— start of INPUT ROWS —

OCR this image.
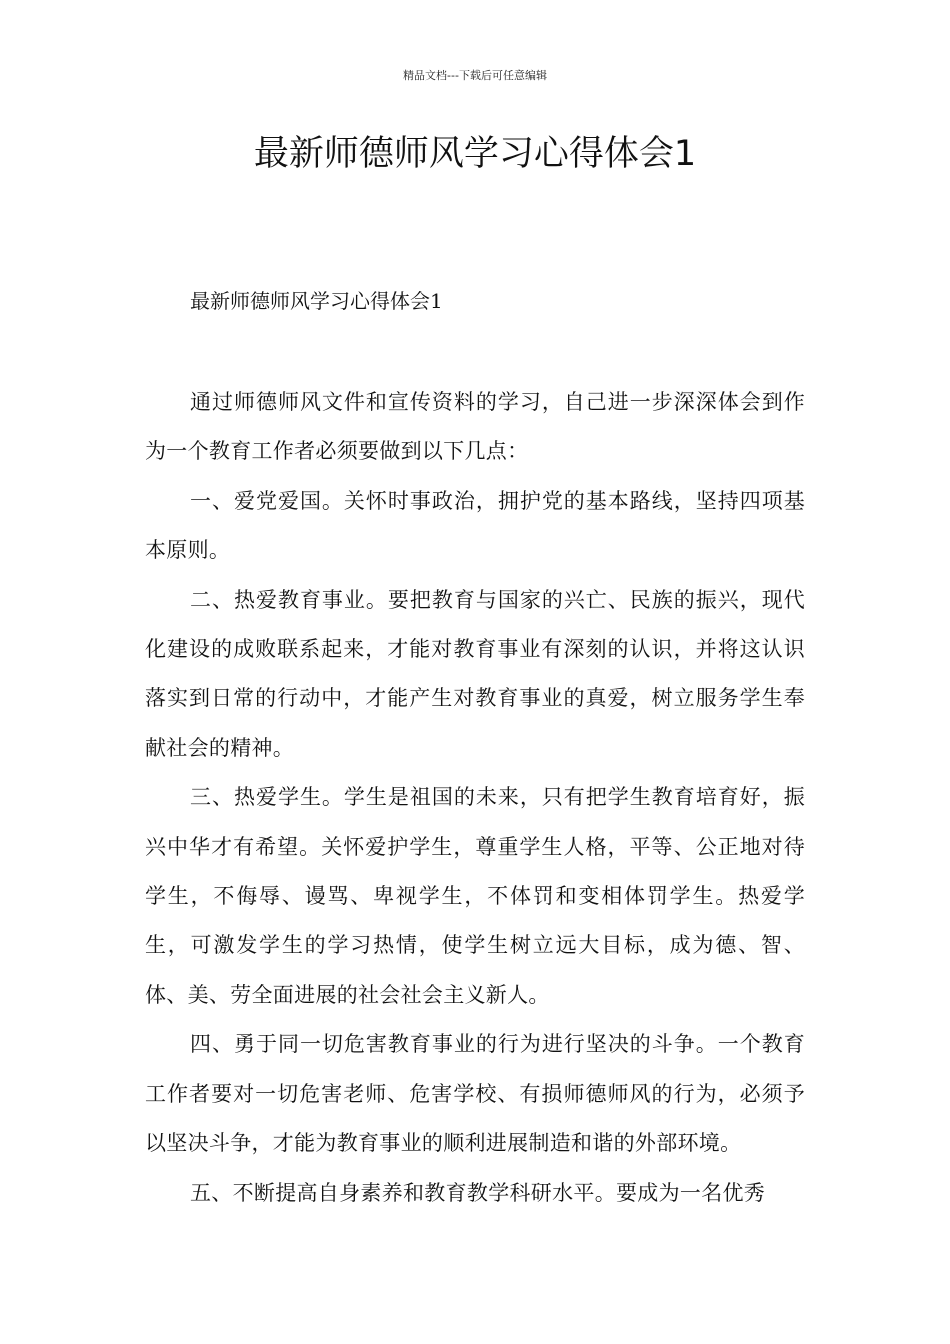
精品文档---下载后可任意编辑
最新师德师风学习心得体会1

最新师德师风学习心得体会1

通过师德师风文件和宣传资料的学习，自己进一步深深体会到作为一个教育工作者必须要做到以下几点：

一、爱党爱国。关怀时事政治，拥护党的基本路线，坚持四项基本原则。

二、热爱教育事业。要把教育与国家的兴亡、民族的振兴，现代化建设的成败联系起来，才能对教育事业有深刻的认识，并将这认识落实到日常的行动中，才能产生对教育事业的真爱，树立服务学生奉献社会的精神。

三、热爱学生。学生是祖国的未来，只有把学生教育培育好，振兴中华才有希望。关怀爱护学生，尊重学生人格，平等、公正地对待学生，不侮辱、谩骂、卑视学生，不体罚和变相体罚学生。热爱学生，可激发学生的学习热情，使学生树立远大目标，成为德、智、体、美、劳全面进展的社会社会主义新人。

四、勇于同一切危害教育事业的行为进行坚决的斗争。一个教育工作者要对一切危害老师、危害学校、有损师德师风的行为，必须予以坚决斗争，才能为教育事业的顺利进展制造和谐的外部环境。

五、不断提高自身素养和教育教学科研水平。要成为一名优秀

— end of INPUT ROWS —

## AIM
Output every entry verbatim. Pictures do not belong in the copy.

## WORKED SOLUTION
OCR this image.
精品文档---下载后可任意编辑
最新师德师风学习心得体会1

最新师德师风学习心得体会1

通过师德师风文件和宣传资料的学习，自己进一步深深体会到作为一个教育工作者必须要做到以下几点：

一、爱党爱国。关怀时事政治，拥护党的基本路线，坚持四项基本原则。

二、热爱教育事业。要把教育与国家的兴亡、民族的振兴，现代化建设的成败联系起来，才能对教育事业有深刻的认识，并将这认识落实到日常的行动中，才能产生对教育事业的真爱，树立服务学生奉献社会的精神。

三、热爱学生。学生是祖国的未来，只有把学生教育培育好，振兴中华才有希望。关怀爱护学生，尊重学生人格，平等、公正地对待学生，不侮辱、谩骂、卑视学生，不体罚和变相体罚学生。热爱学生，可激发学生的学习热情，使学生树立远大目标，成为德、智、体、美、劳全面进展的社会社会主义新人。

四、勇于同一切危害教育事业的行为进行坚决的斗争。一个教育工作者要对一切危害老师、危害学校、有损师德师风的行为，必须予以坚决斗争，才能为教育事业的顺利进展制造和谐的外部环境。

五、不断提高自身素养和教育教学科研水平。要成为一名优秀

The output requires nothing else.